---- Stored rows
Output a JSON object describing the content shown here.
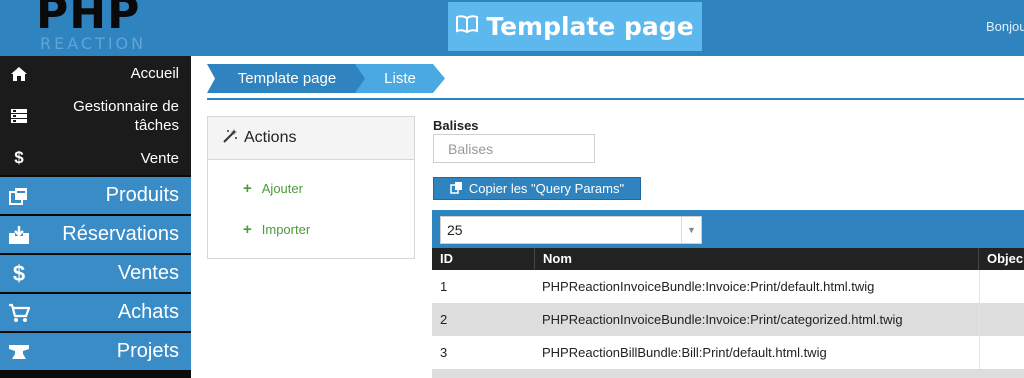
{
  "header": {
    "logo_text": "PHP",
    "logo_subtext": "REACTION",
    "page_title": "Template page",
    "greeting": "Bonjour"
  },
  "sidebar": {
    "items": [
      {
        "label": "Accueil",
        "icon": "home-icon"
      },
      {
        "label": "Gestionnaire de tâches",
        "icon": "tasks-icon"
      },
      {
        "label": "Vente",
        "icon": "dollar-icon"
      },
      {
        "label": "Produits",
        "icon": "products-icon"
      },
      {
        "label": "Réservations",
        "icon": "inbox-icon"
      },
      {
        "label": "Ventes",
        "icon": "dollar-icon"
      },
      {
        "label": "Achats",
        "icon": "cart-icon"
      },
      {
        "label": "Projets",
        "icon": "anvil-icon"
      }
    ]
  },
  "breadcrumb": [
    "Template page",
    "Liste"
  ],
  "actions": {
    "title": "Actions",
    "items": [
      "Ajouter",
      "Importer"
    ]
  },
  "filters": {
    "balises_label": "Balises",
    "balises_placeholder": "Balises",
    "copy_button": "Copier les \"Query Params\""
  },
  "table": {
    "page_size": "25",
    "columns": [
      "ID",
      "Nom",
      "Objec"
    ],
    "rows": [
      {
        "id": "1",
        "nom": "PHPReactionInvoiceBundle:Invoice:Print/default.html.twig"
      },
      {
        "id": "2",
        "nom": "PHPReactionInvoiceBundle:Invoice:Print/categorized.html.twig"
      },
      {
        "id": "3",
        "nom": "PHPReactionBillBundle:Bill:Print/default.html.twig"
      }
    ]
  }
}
--------
---- Stored rows
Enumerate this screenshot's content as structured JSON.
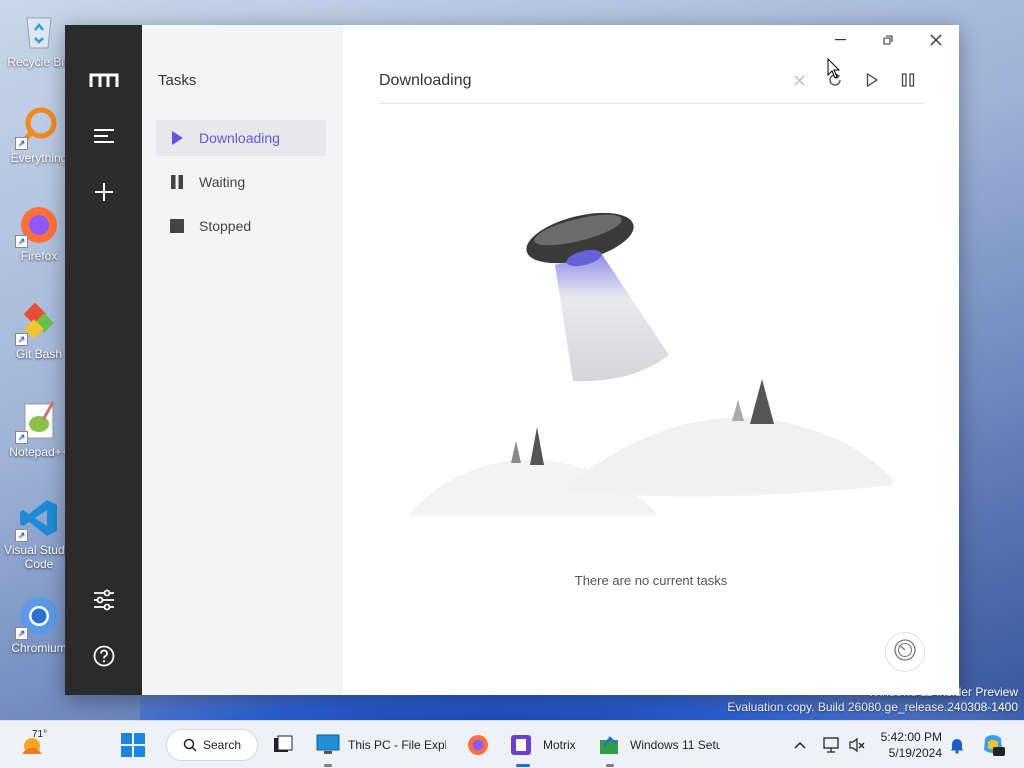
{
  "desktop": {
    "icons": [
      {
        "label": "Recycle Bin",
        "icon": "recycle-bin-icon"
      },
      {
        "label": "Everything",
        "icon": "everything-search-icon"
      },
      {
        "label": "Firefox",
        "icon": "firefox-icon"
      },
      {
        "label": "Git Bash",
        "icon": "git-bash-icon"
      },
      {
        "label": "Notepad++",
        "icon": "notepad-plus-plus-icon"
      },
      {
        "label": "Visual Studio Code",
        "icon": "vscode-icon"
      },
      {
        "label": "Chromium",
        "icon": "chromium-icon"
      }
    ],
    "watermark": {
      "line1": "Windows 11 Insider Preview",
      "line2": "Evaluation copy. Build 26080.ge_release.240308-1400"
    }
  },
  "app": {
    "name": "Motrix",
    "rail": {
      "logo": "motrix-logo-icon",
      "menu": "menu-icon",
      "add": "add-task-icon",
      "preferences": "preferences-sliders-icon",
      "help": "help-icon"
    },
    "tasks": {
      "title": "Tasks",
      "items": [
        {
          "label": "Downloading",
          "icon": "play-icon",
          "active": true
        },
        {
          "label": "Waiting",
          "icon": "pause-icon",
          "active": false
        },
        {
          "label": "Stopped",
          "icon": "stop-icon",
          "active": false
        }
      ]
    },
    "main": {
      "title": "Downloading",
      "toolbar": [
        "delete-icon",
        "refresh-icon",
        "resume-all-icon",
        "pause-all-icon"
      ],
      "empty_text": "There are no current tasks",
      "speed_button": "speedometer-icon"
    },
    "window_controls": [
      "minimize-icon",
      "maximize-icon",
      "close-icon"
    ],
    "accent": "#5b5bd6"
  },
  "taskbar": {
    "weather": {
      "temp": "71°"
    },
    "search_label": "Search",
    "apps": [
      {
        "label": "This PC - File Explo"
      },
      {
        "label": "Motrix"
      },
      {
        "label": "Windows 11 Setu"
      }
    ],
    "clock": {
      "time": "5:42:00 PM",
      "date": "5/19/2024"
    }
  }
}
--------
---- Stored rows
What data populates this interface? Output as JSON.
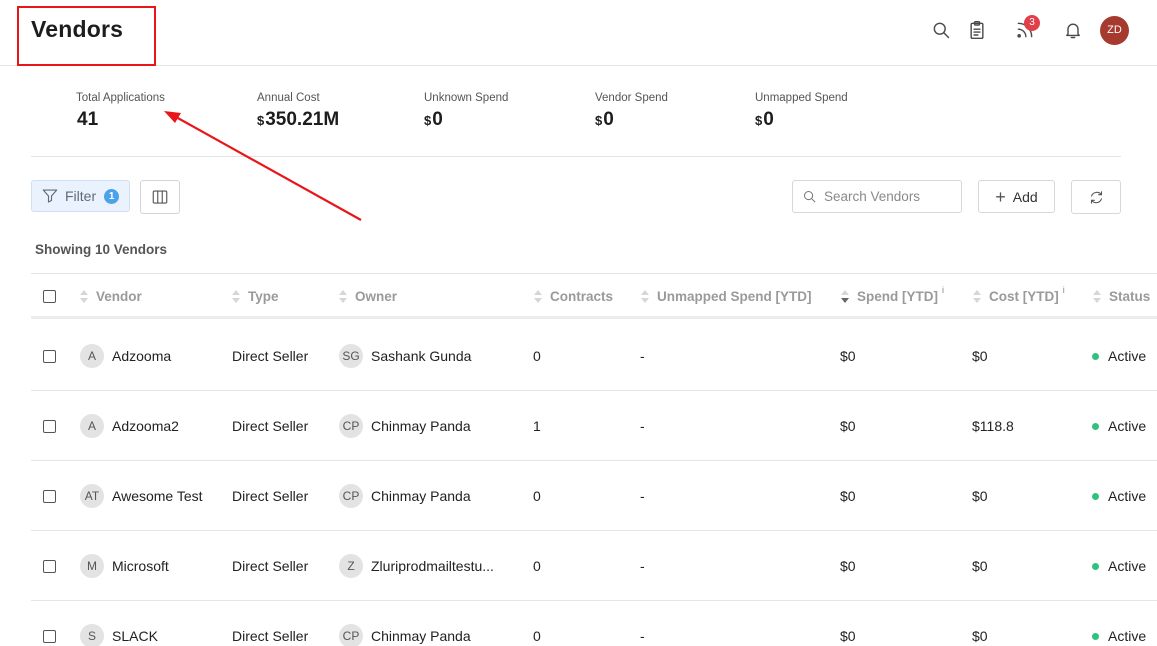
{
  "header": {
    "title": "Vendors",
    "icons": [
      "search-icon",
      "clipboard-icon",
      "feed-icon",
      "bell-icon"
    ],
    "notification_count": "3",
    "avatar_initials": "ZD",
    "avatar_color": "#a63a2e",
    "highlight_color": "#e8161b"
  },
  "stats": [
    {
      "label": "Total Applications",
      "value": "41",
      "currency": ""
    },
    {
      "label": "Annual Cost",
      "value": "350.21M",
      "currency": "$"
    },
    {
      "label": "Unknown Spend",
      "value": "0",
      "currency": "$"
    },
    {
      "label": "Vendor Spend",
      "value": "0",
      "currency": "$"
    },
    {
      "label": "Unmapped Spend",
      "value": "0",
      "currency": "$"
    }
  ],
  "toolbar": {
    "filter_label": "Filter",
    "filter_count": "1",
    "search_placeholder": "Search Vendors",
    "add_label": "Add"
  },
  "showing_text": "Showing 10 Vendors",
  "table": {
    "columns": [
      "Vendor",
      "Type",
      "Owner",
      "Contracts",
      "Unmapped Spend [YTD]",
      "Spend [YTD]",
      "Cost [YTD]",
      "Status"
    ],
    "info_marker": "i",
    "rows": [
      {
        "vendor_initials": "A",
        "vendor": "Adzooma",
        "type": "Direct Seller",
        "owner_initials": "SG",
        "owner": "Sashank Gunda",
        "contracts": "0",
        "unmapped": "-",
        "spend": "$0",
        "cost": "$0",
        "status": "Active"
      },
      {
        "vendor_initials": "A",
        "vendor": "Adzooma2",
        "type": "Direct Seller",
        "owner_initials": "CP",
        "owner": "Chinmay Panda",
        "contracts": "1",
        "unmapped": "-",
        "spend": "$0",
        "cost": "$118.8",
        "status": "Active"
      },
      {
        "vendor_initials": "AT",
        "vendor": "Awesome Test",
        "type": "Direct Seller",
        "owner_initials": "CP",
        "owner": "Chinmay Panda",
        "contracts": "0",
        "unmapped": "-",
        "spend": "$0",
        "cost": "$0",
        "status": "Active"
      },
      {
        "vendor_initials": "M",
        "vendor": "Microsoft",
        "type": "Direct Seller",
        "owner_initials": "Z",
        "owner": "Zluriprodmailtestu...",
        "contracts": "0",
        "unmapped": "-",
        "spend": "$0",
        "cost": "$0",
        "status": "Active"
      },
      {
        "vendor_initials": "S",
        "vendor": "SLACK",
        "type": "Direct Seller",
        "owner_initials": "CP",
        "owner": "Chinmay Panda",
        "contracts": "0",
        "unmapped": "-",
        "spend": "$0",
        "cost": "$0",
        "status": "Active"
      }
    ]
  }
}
--------
What the exercise asks:
Pick out the lines that contain "Print" and copy them.

Exercise result:
        "nom": "PHPReactionInvoiceBundle:Invoice:Print/default.html.twig"
        "nom": "PHPReactionInvoiceBundle:Invoice:Print/categorized.html.twig"
        "nom": "PHPReactionBillBundle:Bill:Print/default.html.twig"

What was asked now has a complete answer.